| Written exercise |
Copy the lines that follow, keeping every character the same.
Records supplied start
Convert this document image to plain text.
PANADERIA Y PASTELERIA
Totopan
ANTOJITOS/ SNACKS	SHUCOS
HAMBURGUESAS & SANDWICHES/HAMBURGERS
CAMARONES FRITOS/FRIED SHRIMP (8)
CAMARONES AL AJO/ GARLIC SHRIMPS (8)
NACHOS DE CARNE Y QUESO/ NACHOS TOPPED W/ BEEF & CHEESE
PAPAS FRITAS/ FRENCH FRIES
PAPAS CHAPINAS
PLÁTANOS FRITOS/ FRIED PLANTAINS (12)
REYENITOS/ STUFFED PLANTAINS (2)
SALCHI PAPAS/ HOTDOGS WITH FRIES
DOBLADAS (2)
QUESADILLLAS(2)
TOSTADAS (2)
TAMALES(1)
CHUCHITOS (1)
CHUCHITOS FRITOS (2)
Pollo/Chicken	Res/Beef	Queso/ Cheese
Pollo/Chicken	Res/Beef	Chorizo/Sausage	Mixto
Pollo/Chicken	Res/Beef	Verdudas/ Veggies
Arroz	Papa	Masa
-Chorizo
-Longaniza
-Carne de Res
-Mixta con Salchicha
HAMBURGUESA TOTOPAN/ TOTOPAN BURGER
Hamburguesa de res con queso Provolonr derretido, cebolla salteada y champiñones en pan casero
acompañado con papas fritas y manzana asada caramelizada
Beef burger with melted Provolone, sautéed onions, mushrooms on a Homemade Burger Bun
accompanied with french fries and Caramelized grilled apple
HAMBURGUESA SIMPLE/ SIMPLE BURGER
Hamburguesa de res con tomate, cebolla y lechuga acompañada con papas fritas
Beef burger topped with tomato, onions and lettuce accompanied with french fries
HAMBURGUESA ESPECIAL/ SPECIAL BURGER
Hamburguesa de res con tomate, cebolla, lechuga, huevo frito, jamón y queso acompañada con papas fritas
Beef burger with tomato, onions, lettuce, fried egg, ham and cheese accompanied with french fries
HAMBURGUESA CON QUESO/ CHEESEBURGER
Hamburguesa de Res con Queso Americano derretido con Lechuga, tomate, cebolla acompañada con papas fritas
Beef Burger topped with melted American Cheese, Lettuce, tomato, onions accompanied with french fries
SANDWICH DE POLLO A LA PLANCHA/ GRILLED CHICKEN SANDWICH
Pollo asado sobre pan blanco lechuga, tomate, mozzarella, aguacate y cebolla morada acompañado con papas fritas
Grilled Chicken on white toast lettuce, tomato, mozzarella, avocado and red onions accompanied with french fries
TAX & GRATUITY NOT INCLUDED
Records supplied end
| Worked solution |
Convert this document image to plain text.
PANADERIA Y PASTELERIA
Totopan
ANTOJITOS/ SNACKS	SHUCOS
HAMBURGUESAS & SANDWICHES/HAMBURGERS
CAMARONES FRITOS/FRIED SHRIMP (8)
CAMARONES AL AJO/ GARLIC SHRIMPS (8)
NACHOS DE CARNE Y QUESO/ NACHOS TOPPED W/ BEEF & CHEESE
PAPAS FRITAS/ FRENCH FRIES
PAPAS CHAPINAS
PLÁTANOS FRITOS/ FRIED PLANTAINS (12)
REYENITOS/ STUFFED PLANTAINS (2)
SALCHI PAPAS/ HOTDOGS WITH FRIES
DOBLADAS (2)
QUESADILLLAS(2)
TOSTADAS (2)
TAMALES(1)
CHUCHITOS (1)
CHUCHITOS FRITOS (2)
Pollo/Chicken	Res/Beef	Queso/ Cheese
Pollo/Chicken	Res/Beef	Chorizo/Sausage	Mixto
Pollo/Chicken	Res/Beef	Verdudas/ Veggies
Arroz	Papa	Masa
-Chorizo
-Longaniza
-Carne de Res
-Mixta con Salchicha
HAMBURGUESA TOTOPAN/ TOTOPAN BURGER
Hamburguesa de res con queso Provolonr derretido, cebolla salteada y champiñones en pan casero
acompañado con papas fritas y manzana asada caramelizada
Beef burger with melted Provolone, sautéed onions, mushrooms on a Homemade Burger Bun
accompanied with french fries and Caramelized grilled apple
HAMBURGUESA SIMPLE/ SIMPLE BURGER
Hamburguesa de res con tomate, cebolla y lechuga acompañada con papas fritas
Beef burger topped with tomato, onions and lettuce accompanied with french fries
HAMBURGUESA ESPECIAL/ SPECIAL BURGER
Hamburguesa de res con tomate, cebolla, lechuga, huevo frito, jamón y queso acompañada con papas fritas
Beef burger with tomato, onions, lettuce, fried egg, ham and cheese accompanied with french fries
HAMBURGUESA CON QUESO/ CHEESEBURGER
Hamburguesa de Res con Queso Americano derretido con Lechuga, tomate, cebolla acompañada con papas fritas
Beef Burger topped with melted American Cheese, Lettuce, tomato, onions accompanied with french fries
SANDWICH DE POLLO A LA PLANCHA/ GRILLED CHICKEN SANDWICH
Pollo asado sobre pan blanco lechuga, tomate, mozzarella, aguacate y cebolla morada acompañado con papas fritas
Grilled Chicken on white toast lettuce, tomato, mozzarella, avocado and red onions accompanied with french fries
TAX & GRATUITY NOT INCLUDED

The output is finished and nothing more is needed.